Exercise materials:
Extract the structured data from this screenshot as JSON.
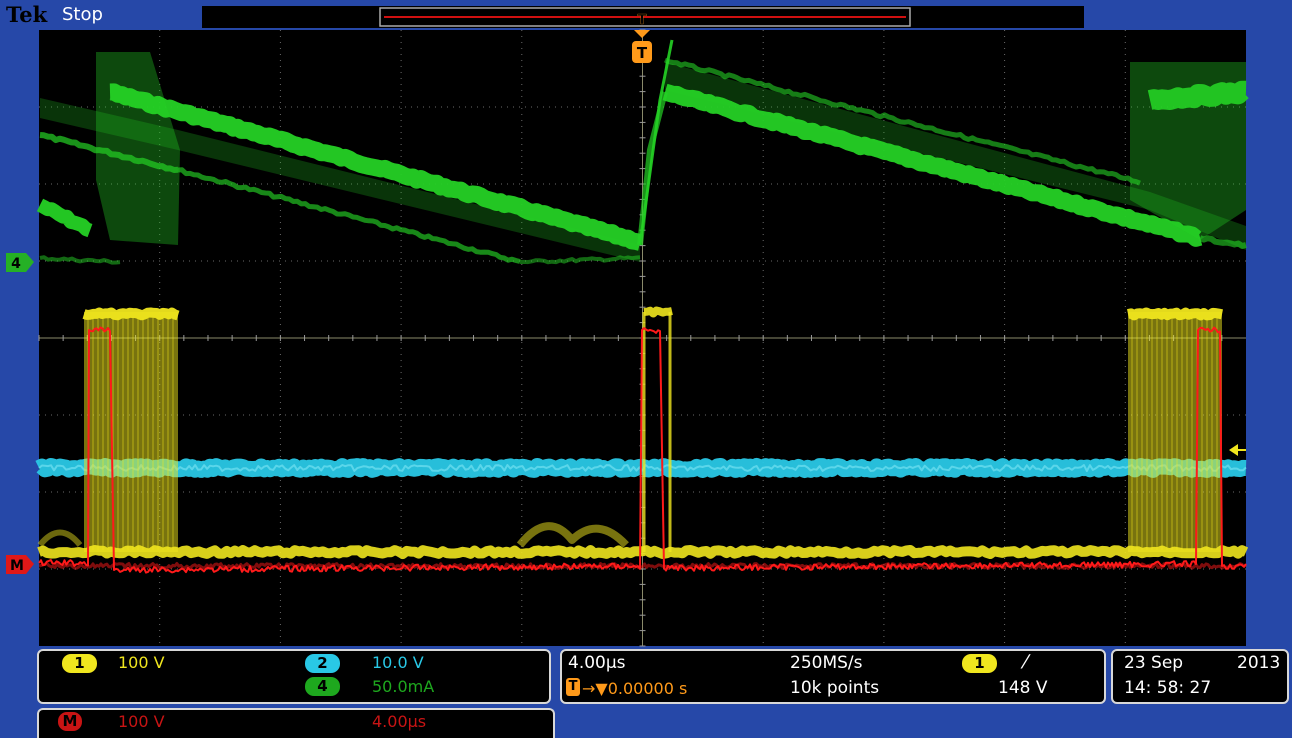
{
  "colors": {
    "frame": "#2648a8",
    "screen": "#000000",
    "ch1": "#f0e61e",
    "ch2": "#29c8e6",
    "ch4": "#25d125",
    "math": "#ff1a1a",
    "trigger": "#ff9a1a"
  },
  "header": {
    "brand": "Tek",
    "status": "Stop",
    "trigger_marker": "T"
  },
  "markers": {
    "ch4": "4",
    "math": "M",
    "trigger_label": "T"
  },
  "readouts": {
    "ch1": {
      "badge": "1",
      "scale": "100 V"
    },
    "ch2": {
      "badge": "2",
      "scale": "10.0 V"
    },
    "ch4": {
      "badge": "4",
      "scale": "50.0mA"
    },
    "math": {
      "badge": "M",
      "scale": "100 V",
      "timebase": "4.00µs"
    },
    "horizontal": {
      "timebase": "4.00µs",
      "sample_rate": "250MS/s",
      "record_length": "10k points",
      "trigger_position_label": "T",
      "trigger_delay": "→▼0.00000 s"
    },
    "trigger": {
      "source_badge": "1",
      "slope": "⁄",
      "level": "148 V"
    },
    "datetime": {
      "date": "23 Sep",
      "year": "2013",
      "time": "14: 58: 27"
    }
  }
}
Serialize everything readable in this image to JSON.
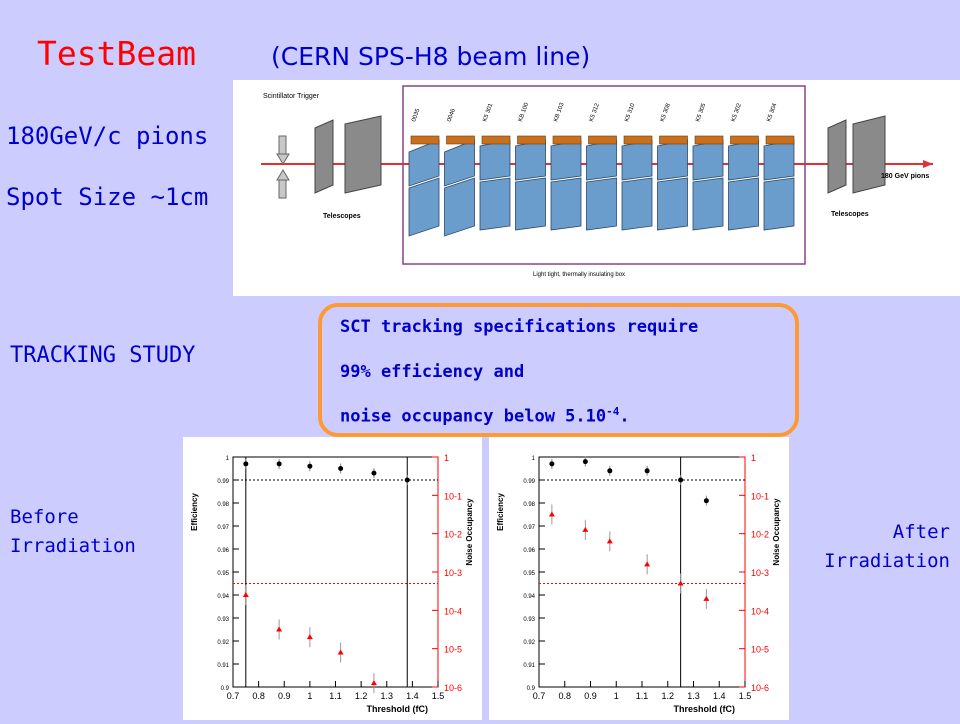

What you need to do: Pull every line holding "this" out of the records.

In response:
Extract the structured data from this screenshot as JSON.
Serialize everything readable in this image to JSON.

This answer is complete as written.